Task directions
Keep the pictures out of the copy and repeat the records exactly.

>> Begin Stored data

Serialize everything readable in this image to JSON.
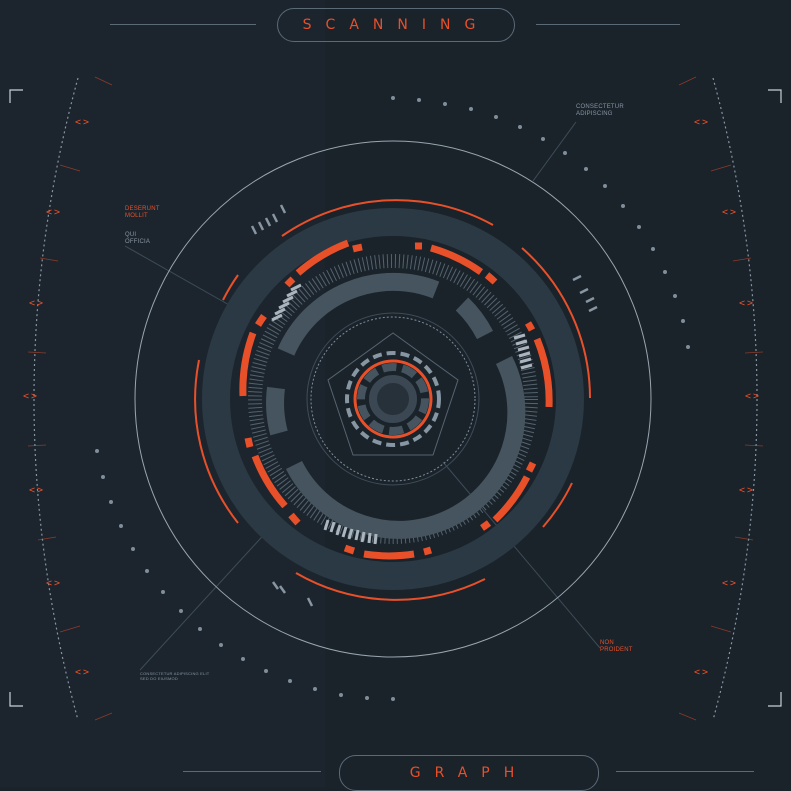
{
  "header": {
    "title": "SCANNING"
  },
  "footer": {
    "title": "GRAPH"
  },
  "labels": {
    "top_right": [
      "CONSECTETUR",
      "ADIPISCING"
    ],
    "left_orange": [
      "DESERUNT",
      "MOLLIT"
    ],
    "left_grey": [
      "QUI",
      "OFFICIA"
    ],
    "bottom_right": [
      "NON",
      "PROIDENT"
    ],
    "bottom_left": [
      "CONSECTETUR ADIPISCING ELIT",
      "SED DO EIUSMOD"
    ]
  },
  "side_arrow_glyph": "<>",
  "colors": {
    "background": "#1a222a",
    "accent": "#e8502a",
    "ring_dark": "#2b3944",
    "ring_mid": "#45545f",
    "line": "#8796a3"
  }
}
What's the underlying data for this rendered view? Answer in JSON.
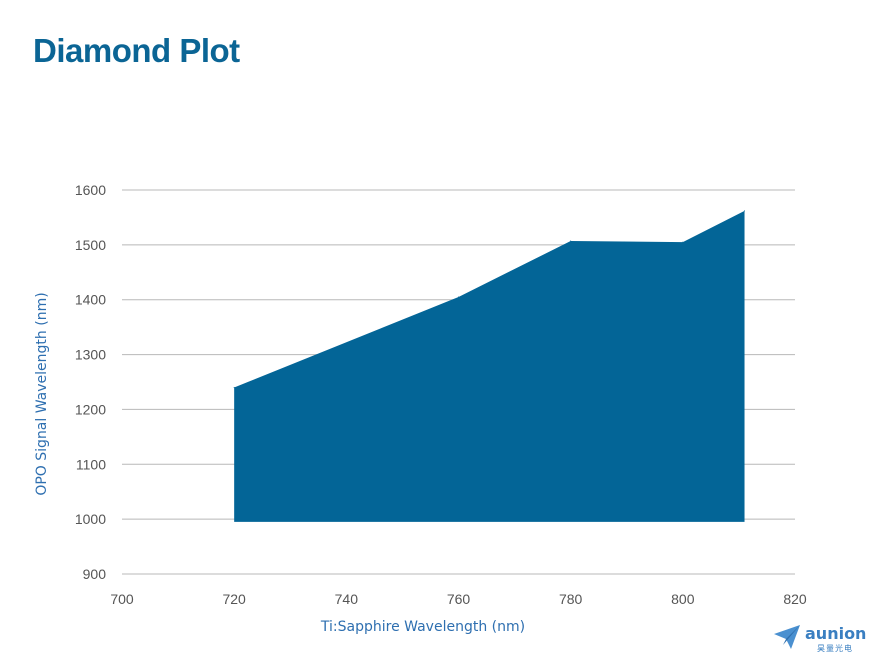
{
  "page": {
    "title": "Diamond Plot"
  },
  "logo": {
    "name": "aunion",
    "subtitle": "昊量光电"
  },
  "colors": {
    "title": "#0b6595",
    "fill": "#036597",
    "axis_label": "#2e6fb0",
    "grid": "#b8b8b8"
  },
  "chart_data": {
    "type": "area",
    "title": "",
    "xlabel": "Ti:Sapphire Wavelength (nm)",
    "ylabel": "OPO Signal Wavelength (nm)",
    "xlim": [
      700,
      820
    ],
    "ylim": [
      900,
      1600
    ],
    "x_ticks": [
      700,
      720,
      740,
      760,
      780,
      800,
      820
    ],
    "y_ticks": [
      900,
      1000,
      1100,
      1200,
      1300,
      1400,
      1500,
      1600
    ],
    "grid": "horizontal",
    "legend": "none",
    "baseline": 995,
    "series": [
      {
        "x": [
          720,
          760,
          780,
          800,
          811
        ],
        "y": [
          1240,
          1405,
          1507,
          1505,
          1562
        ]
      }
    ]
  }
}
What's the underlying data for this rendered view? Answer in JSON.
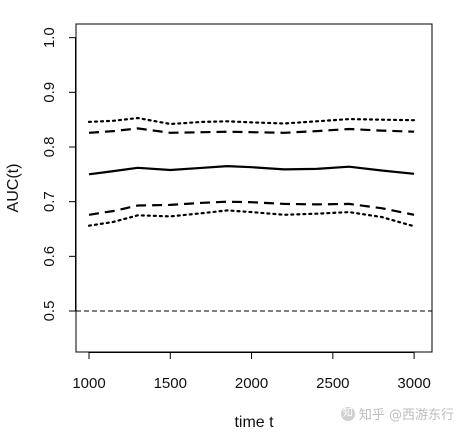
{
  "chart_data": {
    "type": "line",
    "title": "",
    "xlabel": "time t",
    "ylabel": "AUC(t)",
    "xlim": [
      920,
      3110
    ],
    "ylim": [
      0.425,
      1.025
    ],
    "xticks": [
      1000,
      1500,
      2000,
      2500,
      3000
    ],
    "yticks": [
      0.5,
      0.6,
      0.7,
      0.8,
      0.9,
      1.0
    ],
    "ytick_labels": [
      "0.5",
      "0.6",
      "0.7",
      "0.8",
      "0.9",
      "1.0"
    ],
    "grid": false,
    "series": [
      {
        "style": "solid",
        "color": "#000000",
        "x": [
          1000,
          1150,
          1300,
          1500,
          1700,
          1850,
          2000,
          2200,
          2400,
          2600,
          2800,
          3000
        ],
        "y": [
          0.75,
          0.756,
          0.762,
          0.758,
          0.762,
          0.765,
          0.763,
          0.759,
          0.76,
          0.764,
          0.757,
          0.751
        ]
      },
      {
        "style": "dashed",
        "color": "#000000",
        "x": [
          1000,
          1150,
          1300,
          1500,
          1700,
          1850,
          2000,
          2200,
          2400,
          2600,
          2800,
          3000
        ],
        "y": [
          0.826,
          0.829,
          0.834,
          0.826,
          0.827,
          0.828,
          0.827,
          0.826,
          0.829,
          0.833,
          0.83,
          0.828
        ]
      },
      {
        "style": "dashed",
        "color": "#000000",
        "x": [
          1000,
          1150,
          1300,
          1500,
          1700,
          1850,
          2000,
          2200,
          2400,
          2600,
          2800,
          3000
        ],
        "y": [
          0.676,
          0.683,
          0.693,
          0.694,
          0.698,
          0.7,
          0.699,
          0.696,
          0.695,
          0.696,
          0.688,
          0.676
        ]
      },
      {
        "style": "dotted",
        "color": "#000000",
        "x": [
          1000,
          1150,
          1300,
          1500,
          1700,
          1850,
          2000,
          2200,
          2400,
          2600,
          2800,
          3000
        ],
        "y": [
          0.846,
          0.848,
          0.853,
          0.842,
          0.846,
          0.847,
          0.845,
          0.843,
          0.847,
          0.851,
          0.85,
          0.849
        ]
      },
      {
        "style": "dotted",
        "color": "#000000",
        "x": [
          1000,
          1150,
          1300,
          1500,
          1700,
          1850,
          2000,
          2200,
          2400,
          2600,
          2800,
          3000
        ],
        "y": [
          0.656,
          0.663,
          0.675,
          0.673,
          0.679,
          0.684,
          0.681,
          0.676,
          0.678,
          0.681,
          0.672,
          0.655
        ]
      }
    ],
    "reference_line": {
      "y": 0.5,
      "style": "dashed",
      "color": "#000000"
    }
  },
  "watermark": {
    "text": "知乎 @西游东行"
  }
}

>> End Stored data

Solution to this exercise
Serialize everything readable in this image to JSON.
{
  "header": {
    "title": "SCANNING"
  },
  "footer": {
    "title": "GRAPH"
  },
  "labels": {
    "top_right": [
      "CONSECTETUR",
      "ADIPISCING"
    ],
    "left_orange": [
      "DESERUNT",
      "MOLLIT"
    ],
    "left_grey": [
      "QUI",
      "OFFICIA"
    ],
    "bottom_right": [
      "NON",
      "PROIDENT"
    ],
    "bottom_left": [
      "CONSECTETUR ADIPISCING ELIT",
      "SED DO EIUSMOD"
    ]
  },
  "side_arrow_glyph": "<>",
  "colors": {
    "background": "#1a222a",
    "accent": "#e8502a",
    "ring_dark": "#2b3944",
    "ring_mid": "#45545f",
    "line": "#8796a3"
  }
}
What's the underlying data for this rendered view? Answer in JSON.
{
  "page": {
    "title": "Diamond Plot"
  },
  "logo": {
    "name": "aunion",
    "subtitle": "昊量光电"
  },
  "colors": {
    "title": "#0b6595",
    "fill": "#036597",
    "axis_label": "#2e6fb0",
    "grid": "#b8b8b8"
  },
  "chart_data": {
    "type": "area",
    "title": "",
    "xlabel": "Ti:Sapphire Wavelength (nm)",
    "ylabel": "OPO Signal Wavelength (nm)",
    "xlim": [
      700,
      820
    ],
    "ylim": [
      900,
      1600
    ],
    "x_ticks": [
      700,
      720,
      740,
      760,
      780,
      800,
      820
    ],
    "y_ticks": [
      900,
      1000,
      1100,
      1200,
      1300,
      1400,
      1500,
      1600
    ],
    "grid": "horizontal",
    "legend": "none",
    "baseline": 995,
    "series": [
      {
        "x": [
          720,
          760,
          780,
          800,
          811
        ],
        "y": [
          1240,
          1405,
          1507,
          1505,
          1562
        ]
      }
    ]
  }
}
What's the underlying data for this rendered view? Answer in JSON.
{
  "chart_data": {
    "type": "line",
    "title": "",
    "xlabel": "time t",
    "ylabel": "AUC(t)",
    "xlim": [
      920,
      3110
    ],
    "ylim": [
      0.425,
      1.025
    ],
    "xticks": [
      1000,
      1500,
      2000,
      2500,
      3000
    ],
    "yticks": [
      0.5,
      0.6,
      0.7,
      0.8,
      0.9,
      1.0
    ],
    "ytick_labels": [
      "0.5",
      "0.6",
      "0.7",
      "0.8",
      "0.9",
      "1.0"
    ],
    "grid": false,
    "series": [
      {
        "style": "solid",
        "color": "#000000",
        "x": [
          1000,
          1150,
          1300,
          1500,
          1700,
          1850,
          2000,
          2200,
          2400,
          2600,
          2800,
          3000
        ],
        "y": [
          0.75,
          0.756,
          0.762,
          0.758,
          0.762,
          0.765,
          0.763,
          0.759,
          0.76,
          0.764,
          0.757,
          0.751
        ]
      },
      {
        "style": "dashed",
        "color": "#000000",
        "x": [
          1000,
          1150,
          1300,
          1500,
          1700,
          1850,
          2000,
          2200,
          2400,
          2600,
          2800,
          3000
        ],
        "y": [
          0.826,
          0.829,
          0.834,
          0.826,
          0.827,
          0.828,
          0.827,
          0.826,
          0.829,
          0.833,
          0.83,
          0.828
        ]
      },
      {
        "style": "dashed",
        "color": "#000000",
        "x": [
          1000,
          1150,
          1300,
          1500,
          1700,
          1850,
          2000,
          2200,
          2400,
          2600,
          2800,
          3000
        ],
        "y": [
          0.676,
          0.683,
          0.693,
          0.694,
          0.698,
          0.7,
          0.699,
          0.696,
          0.695,
          0.696,
          0.688,
          0.676
        ]
      },
      {
        "style": "dotted",
        "color": "#000000",
        "x": [
          1000,
          1150,
          1300,
          1500,
          1700,
          1850,
          2000,
          2200,
          2400,
          2600,
          2800,
          3000
        ],
        "y": [
          0.846,
          0.848,
          0.853,
          0.842,
          0.846,
          0.847,
          0.845,
          0.843,
          0.847,
          0.851,
          0.85,
          0.849
        ]
      },
      {
        "style": "dotted",
        "color": "#000000",
        "x": [
          1000,
          1150,
          1300,
          1500,
          1700,
          1850,
          2000,
          2200,
          2400,
          2600,
          2800,
          3000
        ],
        "y": [
          0.656,
          0.663,
          0.675,
          0.673,
          0.679,
          0.684,
          0.681,
          0.676,
          0.678,
          0.681,
          0.672,
          0.655
        ]
      }
    ],
    "reference_line": {
      "y": 0.5,
      "style": "dashed",
      "color": "#000000"
    }
  },
  "watermark": {
    "text": "知乎 @西游东行"
  }
}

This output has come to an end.